TASK BRIEF:
Below are records to repeat exactly. Omit the pictures from the copy.

○ ○ ○ ○ ○

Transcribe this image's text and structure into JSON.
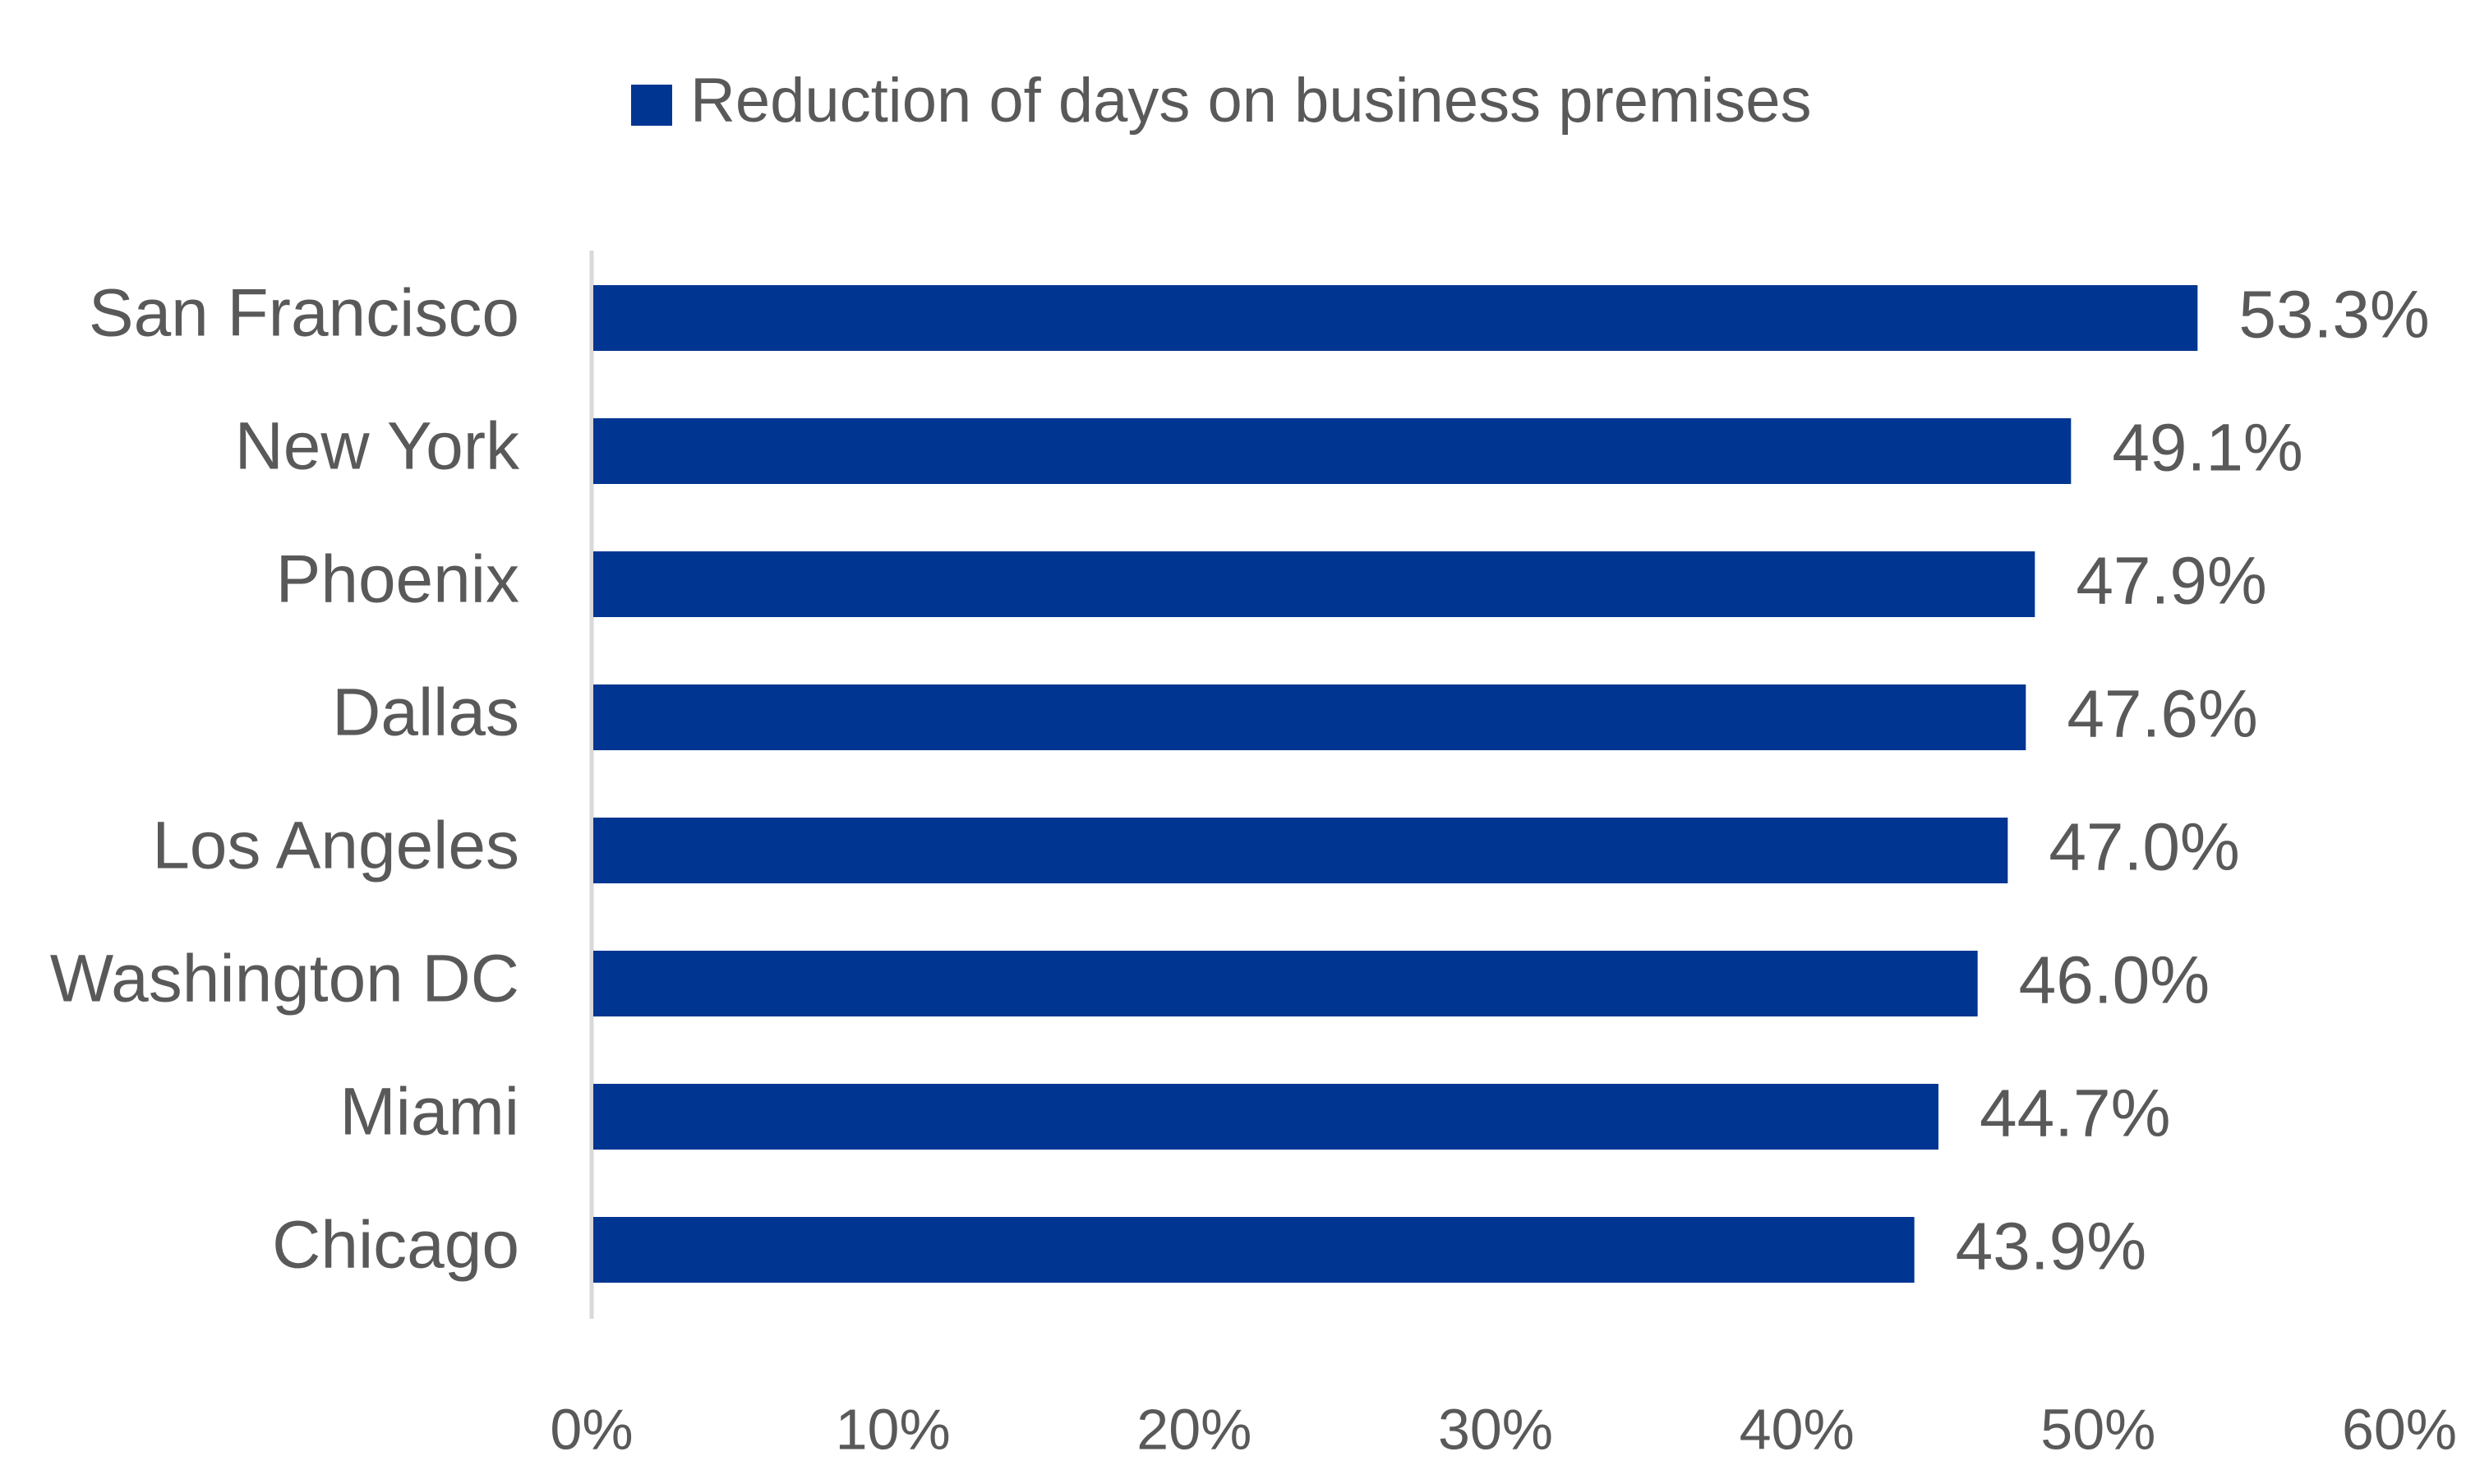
{
  "chart_data": {
    "type": "bar",
    "orientation": "horizontal",
    "categories": [
      "San Francisco",
      "New York",
      "Phoenix",
      "Dallas",
      "Los Angeles",
      "Washington DC",
      "Miami",
      "Chicago"
    ],
    "series": [
      {
        "name": "Reduction of days on business premises",
        "values": [
          53.3,
          49.1,
          47.9,
          47.6,
          47.0,
          46.0,
          44.7,
          43.9
        ],
        "labels": [
          "53.3%",
          "49.1%",
          "47.9%",
          "47.6%",
          "47.0%",
          "46.0%",
          "44.7%",
          "43.9%"
        ],
        "color": "#003591"
      }
    ],
    "xlim": [
      0,
      60
    ],
    "x_ticks": [
      0,
      10,
      20,
      30,
      40,
      50,
      60
    ],
    "x_tick_labels": [
      "0%",
      "10%",
      "20%",
      "30%",
      "40%",
      "50%",
      "60%"
    ],
    "grid": false,
    "legend_position": "top-center",
    "axis_color": "#d9d9d9",
    "text_color": "#595959"
  }
}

○ ○ ○ ○ ○

EXERCISE RESULT:
Transcribe this image's text and structure into JSON.
{
  "chart_data": {
    "type": "bar",
    "orientation": "horizontal",
    "categories": [
      "San Francisco",
      "New York",
      "Phoenix",
      "Dallas",
      "Los Angeles",
      "Washington DC",
      "Miami",
      "Chicago"
    ],
    "series": [
      {
        "name": "Reduction of days on business premises",
        "values": [
          53.3,
          49.1,
          47.9,
          47.6,
          47.0,
          46.0,
          44.7,
          43.9
        ],
        "labels": [
          "53.3%",
          "49.1%",
          "47.9%",
          "47.6%",
          "47.0%",
          "46.0%",
          "44.7%",
          "43.9%"
        ],
        "color": "#003591"
      }
    ],
    "xlim": [
      0,
      60
    ],
    "x_ticks": [
      0,
      10,
      20,
      30,
      40,
      50,
      60
    ],
    "x_tick_labels": [
      "0%",
      "10%",
      "20%",
      "30%",
      "40%",
      "50%",
      "60%"
    ],
    "grid": false,
    "legend_position": "top-center",
    "axis_color": "#d9d9d9",
    "text_color": "#595959"
  }
}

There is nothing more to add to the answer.